Exercise details:
Without the pictures, set down every line of the data exactly.

Material for this task:
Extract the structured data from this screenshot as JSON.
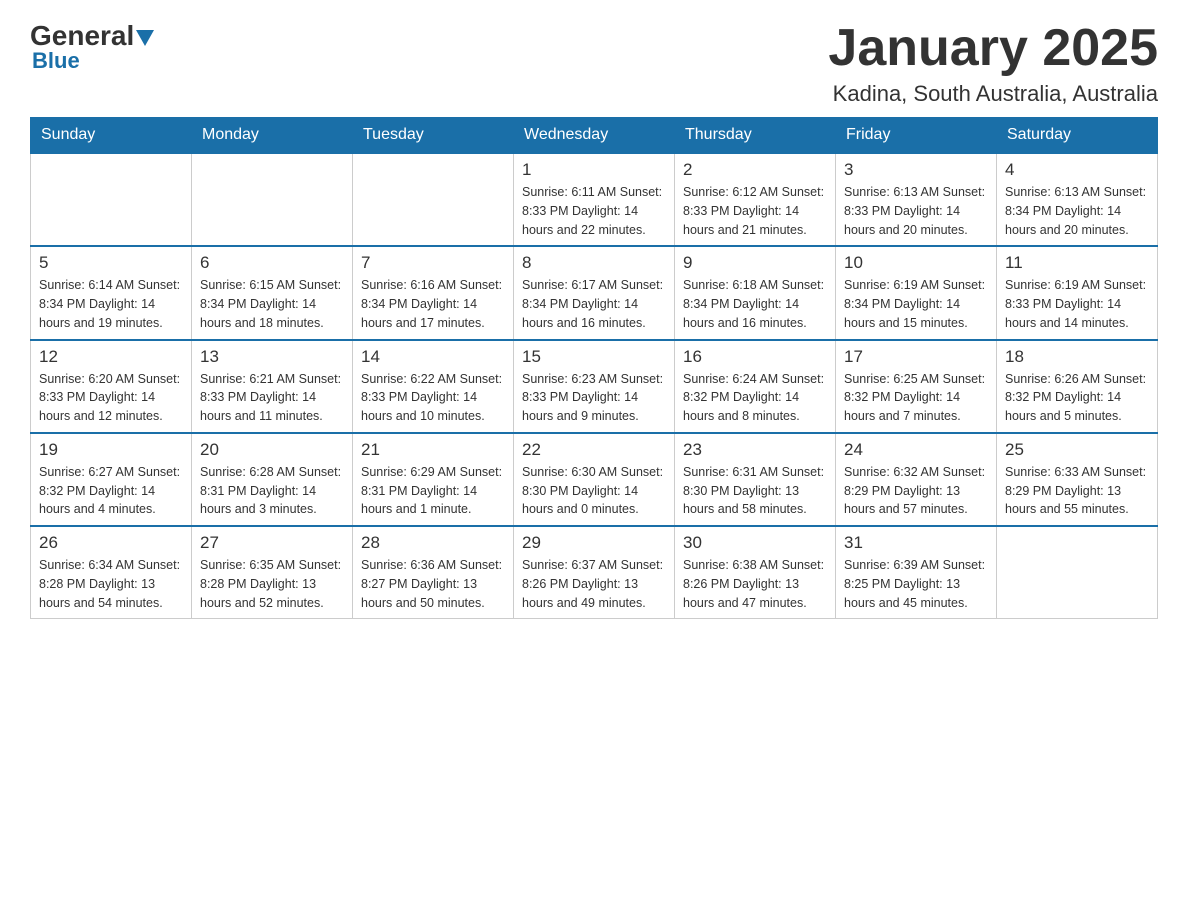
{
  "header": {
    "logo_general": "General",
    "logo_blue": "Blue",
    "title": "January 2025",
    "subtitle": "Kadina, South Australia, Australia"
  },
  "days_of_week": [
    "Sunday",
    "Monday",
    "Tuesday",
    "Wednesday",
    "Thursday",
    "Friday",
    "Saturday"
  ],
  "weeks": [
    {
      "cells": [
        {
          "day": "",
          "info": ""
        },
        {
          "day": "",
          "info": ""
        },
        {
          "day": "",
          "info": ""
        },
        {
          "day": "1",
          "info": "Sunrise: 6:11 AM\nSunset: 8:33 PM\nDaylight: 14 hours\nand 22 minutes."
        },
        {
          "day": "2",
          "info": "Sunrise: 6:12 AM\nSunset: 8:33 PM\nDaylight: 14 hours\nand 21 minutes."
        },
        {
          "day": "3",
          "info": "Sunrise: 6:13 AM\nSunset: 8:33 PM\nDaylight: 14 hours\nand 20 minutes."
        },
        {
          "day": "4",
          "info": "Sunrise: 6:13 AM\nSunset: 8:34 PM\nDaylight: 14 hours\nand 20 minutes."
        }
      ]
    },
    {
      "cells": [
        {
          "day": "5",
          "info": "Sunrise: 6:14 AM\nSunset: 8:34 PM\nDaylight: 14 hours\nand 19 minutes."
        },
        {
          "day": "6",
          "info": "Sunrise: 6:15 AM\nSunset: 8:34 PM\nDaylight: 14 hours\nand 18 minutes."
        },
        {
          "day": "7",
          "info": "Sunrise: 6:16 AM\nSunset: 8:34 PM\nDaylight: 14 hours\nand 17 minutes."
        },
        {
          "day": "8",
          "info": "Sunrise: 6:17 AM\nSunset: 8:34 PM\nDaylight: 14 hours\nand 16 minutes."
        },
        {
          "day": "9",
          "info": "Sunrise: 6:18 AM\nSunset: 8:34 PM\nDaylight: 14 hours\nand 16 minutes."
        },
        {
          "day": "10",
          "info": "Sunrise: 6:19 AM\nSunset: 8:34 PM\nDaylight: 14 hours\nand 15 minutes."
        },
        {
          "day": "11",
          "info": "Sunrise: 6:19 AM\nSunset: 8:33 PM\nDaylight: 14 hours\nand 14 minutes."
        }
      ]
    },
    {
      "cells": [
        {
          "day": "12",
          "info": "Sunrise: 6:20 AM\nSunset: 8:33 PM\nDaylight: 14 hours\nand 12 minutes."
        },
        {
          "day": "13",
          "info": "Sunrise: 6:21 AM\nSunset: 8:33 PM\nDaylight: 14 hours\nand 11 minutes."
        },
        {
          "day": "14",
          "info": "Sunrise: 6:22 AM\nSunset: 8:33 PM\nDaylight: 14 hours\nand 10 minutes."
        },
        {
          "day": "15",
          "info": "Sunrise: 6:23 AM\nSunset: 8:33 PM\nDaylight: 14 hours\nand 9 minutes."
        },
        {
          "day": "16",
          "info": "Sunrise: 6:24 AM\nSunset: 8:32 PM\nDaylight: 14 hours\nand 8 minutes."
        },
        {
          "day": "17",
          "info": "Sunrise: 6:25 AM\nSunset: 8:32 PM\nDaylight: 14 hours\nand 7 minutes."
        },
        {
          "day": "18",
          "info": "Sunrise: 6:26 AM\nSunset: 8:32 PM\nDaylight: 14 hours\nand 5 minutes."
        }
      ]
    },
    {
      "cells": [
        {
          "day": "19",
          "info": "Sunrise: 6:27 AM\nSunset: 8:32 PM\nDaylight: 14 hours\nand 4 minutes."
        },
        {
          "day": "20",
          "info": "Sunrise: 6:28 AM\nSunset: 8:31 PM\nDaylight: 14 hours\nand 3 minutes."
        },
        {
          "day": "21",
          "info": "Sunrise: 6:29 AM\nSunset: 8:31 PM\nDaylight: 14 hours\nand 1 minute."
        },
        {
          "day": "22",
          "info": "Sunrise: 6:30 AM\nSunset: 8:30 PM\nDaylight: 14 hours\nand 0 minutes."
        },
        {
          "day": "23",
          "info": "Sunrise: 6:31 AM\nSunset: 8:30 PM\nDaylight: 13 hours\nand 58 minutes."
        },
        {
          "day": "24",
          "info": "Sunrise: 6:32 AM\nSunset: 8:29 PM\nDaylight: 13 hours\nand 57 minutes."
        },
        {
          "day": "25",
          "info": "Sunrise: 6:33 AM\nSunset: 8:29 PM\nDaylight: 13 hours\nand 55 minutes."
        }
      ]
    },
    {
      "cells": [
        {
          "day": "26",
          "info": "Sunrise: 6:34 AM\nSunset: 8:28 PM\nDaylight: 13 hours\nand 54 minutes."
        },
        {
          "day": "27",
          "info": "Sunrise: 6:35 AM\nSunset: 8:28 PM\nDaylight: 13 hours\nand 52 minutes."
        },
        {
          "day": "28",
          "info": "Sunrise: 6:36 AM\nSunset: 8:27 PM\nDaylight: 13 hours\nand 50 minutes."
        },
        {
          "day": "29",
          "info": "Sunrise: 6:37 AM\nSunset: 8:26 PM\nDaylight: 13 hours\nand 49 minutes."
        },
        {
          "day": "30",
          "info": "Sunrise: 6:38 AM\nSunset: 8:26 PM\nDaylight: 13 hours\nand 47 minutes."
        },
        {
          "day": "31",
          "info": "Sunrise: 6:39 AM\nSunset: 8:25 PM\nDaylight: 13 hours\nand 45 minutes."
        },
        {
          "day": "",
          "info": ""
        }
      ]
    }
  ]
}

Complete answer:
Extract the structured data from this screenshot as JSON.
{
  "header": {
    "logo_general": "General",
    "logo_blue": "Blue",
    "title": "January 2025",
    "subtitle": "Kadina, South Australia, Australia"
  },
  "days_of_week": [
    "Sunday",
    "Monday",
    "Tuesday",
    "Wednesday",
    "Thursday",
    "Friday",
    "Saturday"
  ],
  "weeks": [
    {
      "cells": [
        {
          "day": "",
          "info": ""
        },
        {
          "day": "",
          "info": ""
        },
        {
          "day": "",
          "info": ""
        },
        {
          "day": "1",
          "info": "Sunrise: 6:11 AM\nSunset: 8:33 PM\nDaylight: 14 hours\nand 22 minutes."
        },
        {
          "day": "2",
          "info": "Sunrise: 6:12 AM\nSunset: 8:33 PM\nDaylight: 14 hours\nand 21 minutes."
        },
        {
          "day": "3",
          "info": "Sunrise: 6:13 AM\nSunset: 8:33 PM\nDaylight: 14 hours\nand 20 minutes."
        },
        {
          "day": "4",
          "info": "Sunrise: 6:13 AM\nSunset: 8:34 PM\nDaylight: 14 hours\nand 20 minutes."
        }
      ]
    },
    {
      "cells": [
        {
          "day": "5",
          "info": "Sunrise: 6:14 AM\nSunset: 8:34 PM\nDaylight: 14 hours\nand 19 minutes."
        },
        {
          "day": "6",
          "info": "Sunrise: 6:15 AM\nSunset: 8:34 PM\nDaylight: 14 hours\nand 18 minutes."
        },
        {
          "day": "7",
          "info": "Sunrise: 6:16 AM\nSunset: 8:34 PM\nDaylight: 14 hours\nand 17 minutes."
        },
        {
          "day": "8",
          "info": "Sunrise: 6:17 AM\nSunset: 8:34 PM\nDaylight: 14 hours\nand 16 minutes."
        },
        {
          "day": "9",
          "info": "Sunrise: 6:18 AM\nSunset: 8:34 PM\nDaylight: 14 hours\nand 16 minutes."
        },
        {
          "day": "10",
          "info": "Sunrise: 6:19 AM\nSunset: 8:34 PM\nDaylight: 14 hours\nand 15 minutes."
        },
        {
          "day": "11",
          "info": "Sunrise: 6:19 AM\nSunset: 8:33 PM\nDaylight: 14 hours\nand 14 minutes."
        }
      ]
    },
    {
      "cells": [
        {
          "day": "12",
          "info": "Sunrise: 6:20 AM\nSunset: 8:33 PM\nDaylight: 14 hours\nand 12 minutes."
        },
        {
          "day": "13",
          "info": "Sunrise: 6:21 AM\nSunset: 8:33 PM\nDaylight: 14 hours\nand 11 minutes."
        },
        {
          "day": "14",
          "info": "Sunrise: 6:22 AM\nSunset: 8:33 PM\nDaylight: 14 hours\nand 10 minutes."
        },
        {
          "day": "15",
          "info": "Sunrise: 6:23 AM\nSunset: 8:33 PM\nDaylight: 14 hours\nand 9 minutes."
        },
        {
          "day": "16",
          "info": "Sunrise: 6:24 AM\nSunset: 8:32 PM\nDaylight: 14 hours\nand 8 minutes."
        },
        {
          "day": "17",
          "info": "Sunrise: 6:25 AM\nSunset: 8:32 PM\nDaylight: 14 hours\nand 7 minutes."
        },
        {
          "day": "18",
          "info": "Sunrise: 6:26 AM\nSunset: 8:32 PM\nDaylight: 14 hours\nand 5 minutes."
        }
      ]
    },
    {
      "cells": [
        {
          "day": "19",
          "info": "Sunrise: 6:27 AM\nSunset: 8:32 PM\nDaylight: 14 hours\nand 4 minutes."
        },
        {
          "day": "20",
          "info": "Sunrise: 6:28 AM\nSunset: 8:31 PM\nDaylight: 14 hours\nand 3 minutes."
        },
        {
          "day": "21",
          "info": "Sunrise: 6:29 AM\nSunset: 8:31 PM\nDaylight: 14 hours\nand 1 minute."
        },
        {
          "day": "22",
          "info": "Sunrise: 6:30 AM\nSunset: 8:30 PM\nDaylight: 14 hours\nand 0 minutes."
        },
        {
          "day": "23",
          "info": "Sunrise: 6:31 AM\nSunset: 8:30 PM\nDaylight: 13 hours\nand 58 minutes."
        },
        {
          "day": "24",
          "info": "Sunrise: 6:32 AM\nSunset: 8:29 PM\nDaylight: 13 hours\nand 57 minutes."
        },
        {
          "day": "25",
          "info": "Sunrise: 6:33 AM\nSunset: 8:29 PM\nDaylight: 13 hours\nand 55 minutes."
        }
      ]
    },
    {
      "cells": [
        {
          "day": "26",
          "info": "Sunrise: 6:34 AM\nSunset: 8:28 PM\nDaylight: 13 hours\nand 54 minutes."
        },
        {
          "day": "27",
          "info": "Sunrise: 6:35 AM\nSunset: 8:28 PM\nDaylight: 13 hours\nand 52 minutes."
        },
        {
          "day": "28",
          "info": "Sunrise: 6:36 AM\nSunset: 8:27 PM\nDaylight: 13 hours\nand 50 minutes."
        },
        {
          "day": "29",
          "info": "Sunrise: 6:37 AM\nSunset: 8:26 PM\nDaylight: 13 hours\nand 49 minutes."
        },
        {
          "day": "30",
          "info": "Sunrise: 6:38 AM\nSunset: 8:26 PM\nDaylight: 13 hours\nand 47 minutes."
        },
        {
          "day": "31",
          "info": "Sunrise: 6:39 AM\nSunset: 8:25 PM\nDaylight: 13 hours\nand 45 minutes."
        },
        {
          "day": "",
          "info": ""
        }
      ]
    }
  ]
}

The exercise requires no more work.